WHAT TO WORK ON - Using the material below, copy every line where "DREAMDUST" appears.

+++ DATA

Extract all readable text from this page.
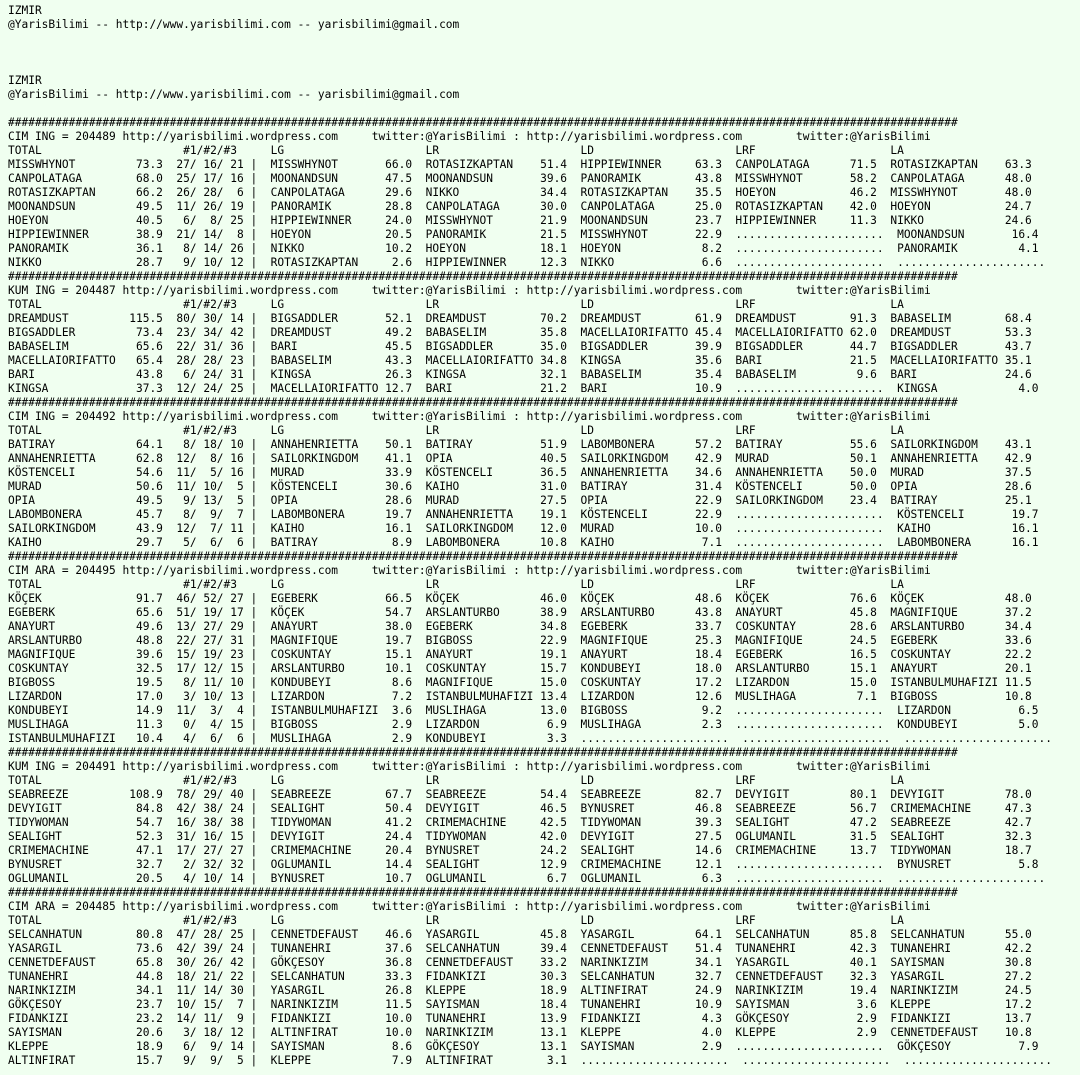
IZMIR
@YarisBilimi -- http://www.yarisbilimi.com -- yarisbilimi@gmail.com
IZMIR
@YarisBilimi -- http://www.yarisbilimi.com -- yarisbilimi@gmail.com
#############################################################################################################################################
CIM ING = 204489 http://yarisbilimi.wordpress.com     twitter:@YarisBilimi : http://yarisbilimi.wordpress.com        twitter:@YarisBilimi
TOTAL                     #1/#2/#3     LG                     LR                     LD                     LRF                    LA
MISSWHYNOT         73.3  27/ 16/ 21 |  MISSWHYNOT       66.0  ROTASIZKAPTAN    51.4  HIPPIEWINNER     63.3  CANPOLATAGA      71.5  ROTASIZKAPTAN    63.3
CANPOLATAGA        68.0  25/ 17/ 16 |  MOONANDSUN       47.5  MOONANDSUN       39.6  PANORAMIK        43.8  MISSWHYNOT       58.2  CANPOLATAGA      48.0
ROTASIZKAPTAN      66.2  26/ 28/  6 |  CANPOLATAGA      29.6  NIKKO            34.4  ROTASIZKAPTAN    35.5  HOEYON           46.2  MISSWHYNOT       48.0
MOONANDSUN         49.5  11/ 26/ 19 |  PANORAMIK        28.8  CANPOLATAGA      30.0  CANPOLATAGA      25.0  ROTASIZKAPTAN    42.0  HOEYON           24.7
HOEYON             40.5   6/  8/ 25 |  HIPPIEWINNER     24.0  MISSWHYNOT       21.9  MOONANDSUN       23.7  HIPPIEWINNER     11.3  NIKKO            24.6
HIPPIEWINNER       38.9  21/ 14/  8 |  HOEYON           20.5  PANORAMIK        21.5  MISSWHYNOT       22.9  ......................  MOONANDSUN       16.4
PANORAMIK          36.1   8/ 14/ 26 |  NIKKO            10.2  HOEYON           18.1  HOEYON            8.2  ......................  PANORAMIK         4.1
NIKKO              28.7   9/ 10/ 12 |  ROTASIZKAPTAN     2.6  HIPPIEWINNER     12.3  NIKKO             6.6  ......................  ......................
#############################################################################################################################################
KUM ING = 204487 http://yarisbilimi.wordpress.com     twitter:@YarisBilimi : http://yarisbilimi.wordpress.com        twitter:@YarisBilimi
TOTAL                     #1/#2/#3     LG                     LR                     LD                     LRF                    LA
DREAMDUST         115.5  80/ 30/ 14 |  BIGSADDLER       52.1  DREAMDUST        70.2  DREAMDUST        61.9  DREAMDUST        91.3  BABASELIM        68.4
BIGSADDLER         73.4  23/ 34/ 42 |  DREAMDUST        49.2  BABASELIM        35.8  MACELLAIORIFATTO 45.4  MACELLAIORIFATTO 62.0  DREAMDUST        53.3
BABASELIM          65.6  22/ 31/ 36 |  BARI             45.5  BIGSADDLER       35.0  BIGSADDLER       39.9  BIGSADDLER       44.7  BIGSADDLER       43.7
MACELLAIORIFATTO   65.4  28/ 28/ 23 |  BABASELIM        43.3  MACELLAIORIFATTO 34.8  KINGSA           35.6  BARI             21.5  MACELLAIORIFATTO 35.1
BARI               43.8   6/ 24/ 31 |  KINGSA           26.3  KINGSA           32.1  BABASELIM        35.4  BABASELIM         9.6  BARI             24.6
KINGSA             37.3  12/ 24/ 25 |  MACELLAIORIFATTO 12.7  BARI             21.2  BARI             10.9  ......................  KINGSA            4.0
#############################################################################################################################################
CIM ING = 204492 http://yarisbilimi.wordpress.com     twitter:@YarisBilimi : http://yarisbilimi.wordpress.com        twitter:@YarisBilimi
TOTAL                     #1/#2/#3     LG                     LR                     LD                     LRF                    LA
BATIRAY            64.1   8/ 18/ 10 |  ANNAHENRIETTA    50.1  BATIRAY          51.9  LABOMBONERA      57.2  BATIRAY          55.6  SAILORKINGDOM    43.1
ANNAHENRIETTA      62.8  12/  8/ 16 |  SAILORKINGDOM    41.1  OPIA             40.5  SAILORKINGDOM    42.9  MURAD            50.1  ANNAHENRIETTA    42.9
KÖSTENCELI         54.6  11/  5/ 16 |  MURAD            33.9  KÖSTENCELI       36.5  ANNAHENRIETTA    34.6  ANNAHENRIETTA    50.0  MURAD            37.5
MURAD              50.6  11/ 10/  5 |  KÖSTENCELI       30.6  KAIHO            31.0  BATIRAY          31.4  KÖSTENCELI       50.0  OPIA             28.6
OPIA               49.5   9/ 13/  5 |  OPIA             28.6  MURAD            27.5  OPIA             22.9  SAILORKINGDOM    23.4  BATIRAY          25.1
LABOMBONERA        45.7   8/  9/  7 |  LABOMBONERA      19.7  ANNAHENRIETTA    19.1  KÖSTENCELI       22.9  ......................  KÖSTENCELI       19.7
SAILORKINGDOM      43.9  12/  7/ 11 |  KAIHO            16.1  SAILORKINGDOM    12.0  MURAD            10.0  ......................  KAIHO            16.1
KAIHO              29.7   5/  6/  6 |  BATIRAY           8.9  LABOMBONERA      10.8  KAIHO             7.1  ......................  LABOMBONERA      16.1
#############################################################################################################################################
CIM ARA = 204495 http://yarisbilimi.wordpress.com     twitter:@YarisBilimi : http://yarisbilimi.wordpress.com        twitter:@YarisBilimi
TOTAL                     #1/#2/#3     LG                     LR                     LD                     LRF                    LA
KÖÇEK              91.7  46/ 52/ 27 |  EGEBERK          66.5  KÖÇEK            46.0  KÖÇEK            48.6  KÖÇEK            76.6  KÖÇEK            48.0
EGEBERK            65.6  51/ 19/ 17 |  KÖÇEK            54.7  ARSLANTURBO      38.9  ARSLANTURBO      43.8  ANAYURT          45.8  MAGNIFIQUE       37.2
ANAYURT            49.6  13/ 27/ 29 |  ANAYURT          38.0  EGEBERK          34.8  EGEBERK          33.7  COSKUNTAY        28.6  ARSLANTURBO      34.4
ARSLANTURBO        48.8  22/ 27/ 31 |  MAGNIFIQUE       19.7  BIGBOSS          22.9  MAGNIFIQUE       25.3  MAGNIFIQUE       24.5  EGEBERK          33.6
MAGNIFIQUE         39.6  15/ 19/ 23 |  COSKUNTAY        15.1  ANAYURT          19.1  ANAYURT          18.4  EGEBERK          16.5  COSKUNTAY        22.2
COSKUNTAY          32.5  17/ 12/ 15 |  ARSLANTURBO      10.1  COSKUNTAY        15.7  KONDUBEYI        18.0  ARSLANTURBO      15.1  ANAYURT          20.1
BIGBOSS            19.5   8/ 11/ 10 |  KONDUBEYI         8.6  MAGNIFIQUE       15.0  COSKUNTAY        17.2  LIZARDON         15.0  ISTANBULMUHAFIZI 11.5
LIZARDON           17.0   3/ 10/ 13 |  LIZARDON          7.2  ISTANBULMUHAFIZI 13.4  LIZARDON         12.6  MUSLIHAGA         7.1  BIGBOSS          10.8
KONDUBEYI          14.9  11/  3/  4 |  ISTANBULMUHAFIZI  3.6  MUSLIHAGA        13.0  BIGBOSS           9.2  ......................  LIZARDON          6.5
MUSLIHAGA          11.3   0/  4/ 15 |  BIGBOSS           2.9  LIZARDON          6.9  MUSLIHAGA         2.3  ......................  KONDUBEYI         5.0
ISTANBULMUHAFIZI   10.4   4/  6/  6 |  MUSLIHAGA         2.9  KONDUBEYI         3.3  ......................  ......................  ......................
#############################################################################################################################################
KUM ING = 204491 http://yarisbilimi.wordpress.com     twitter:@YarisBilimi : http://yarisbilimi.wordpress.com        twitter:@YarisBilimi
TOTAL                     #1/#2/#3     LG                     LR                     LD                     LRF                    LA
SEABREEZE         108.9  78/ 29/ 40 |  SEABREEZE        67.7  SEABREEZE        54.4  SEABREEZE        82.7  DEVYIGIT         80.1  DEVYIGIT         78.0
DEVYIGIT           84.8  42/ 38/ 24 |  SEALIGHT         50.4  DEVYIGIT         46.5  BYNUSRET         46.8  SEABREEZE        56.7  CRIMEMACHINE     47.3
TIDYWOMAN          54.7  16/ 38/ 38 |  TIDYWOMAN        41.2  CRIMEMACHINE     42.5  TIDYWOMAN        39.3  SEALIGHT         47.2  SEABREEZE        42.7
SEALIGHT           52.3  31/ 16/ 15 |  DEVYIGIT         24.4  TIDYWOMAN        42.0  DEVYIGIT         27.5  OGLUMANIL        31.5  SEALIGHT         32.3
CRIMEMACHINE       47.1  17/ 27/ 27 |  CRIMEMACHINE     20.4  BYNUSRET         24.2  SEALIGHT         14.6  CRIMEMACHINE     13.7  TIDYWOMAN        18.7
BYNUSRET           32.7   2/ 32/ 32 |  OGLUMANIL        14.4  SEALIGHT         12.9  CRIMEMACHINE     12.1  ......................  BYNUSRET          5.8
OGLUMANIL          20.5   4/ 10/ 14 |  BYNUSRET         10.7  OGLUMANIL         6.7  OGLUMANIL         6.3  ......................  ......................
#############################################################################################################################################
CIM ARA = 204485 http://yarisbilimi.wordpress.com     twitter:@YarisBilimi : http://yarisbilimi.wordpress.com        twitter:@YarisBilimi
TOTAL                     #1/#2/#3     LG                     LR                     LD                     LRF                    LA
SELCANHATUN        80.8  47/ 28/ 25 |  CENNETDEFAUST    46.6  YASARGIL         45.8  YASARGIL         64.1  SELCANHATUN      85.8  SELCANHATUN      55.0
YASARGIL           73.6  42/ 39/ 24 |  TUNANEHRI        37.6  SELCANHATUN      39.4  CENNETDEFAUST    51.4  TUNANEHRI        42.3  TUNANEHRI        42.2
CENNETDEFAUST      65.8  30/ 26/ 42 |  GÖKÇESOY         36.8  CENNETDEFAUST    33.2  NARINKIZIM       34.1  YASARGIL         40.1  SAYISMAN         30.8
TUNANEHRI          44.8  18/ 21/ 22 |  SELCANHATUN      33.3  FIDANKIZI        30.3  SELCANHATUN      32.7  CENNETDEFAUST    32.3  YASARGIL         27.2
NARINKIZIM         34.1  11/ 14/ 30 |  YASARGIL         26.8  KLEPPE           18.9  ALTINFIRAT       24.9  NARINKIZIM       19.4  NARINKIZIM       24.5
GÖKÇESOY           23.7  10/ 15/  7 |  NARINKIZIM       11.5  SAYISMAN         18.4  TUNANEHRI        10.9  SAYISMAN          3.6  KLEPPE           17.2
FIDANKIZI          23.2  14/ 11/  9 |  FIDANKIZI        10.0  TUNANEHRI        13.9  FIDANKIZI         4.3  GÖKÇESOY          2.9  FIDANKIZI        13.7
SAYISMAN           20.6   3/ 18/ 12 |  ALTINFIRAT       10.0  NARINKIZIM       13.1  KLEPPE            4.0  KLEPPE            2.9  CENNETDEFAUST    10.8
KLEPPE             18.9   6/  9/ 14 |  SAYISMAN          8.6  GÖKÇESOY         13.1  SAYISMAN          2.9  ......................  GÖKÇESOY          7.9
ALTINFIRAT         15.7   9/  9/  5 |  KLEPPE            7.9  ALTINFIRAT        3.1  ......................  ......................  ......................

++++++

OUTPUT BELOW -
DREAMDUST         115.5  80/ 30/ 14 |  BIGSADDLER       52.1  DREAMDUST        70.2  DREAMDUST        61.9  DREAMDUST        91.3  BABASELIM        68.4
BIGSADDLER         73.4  23/ 34/ 42 |  DREAMDUST        49.2  BABASELIM        35.8  MACELLAIORIFATTO 45.4  MACELLAIORIFATTO 62.0  DREAMDUST        53.3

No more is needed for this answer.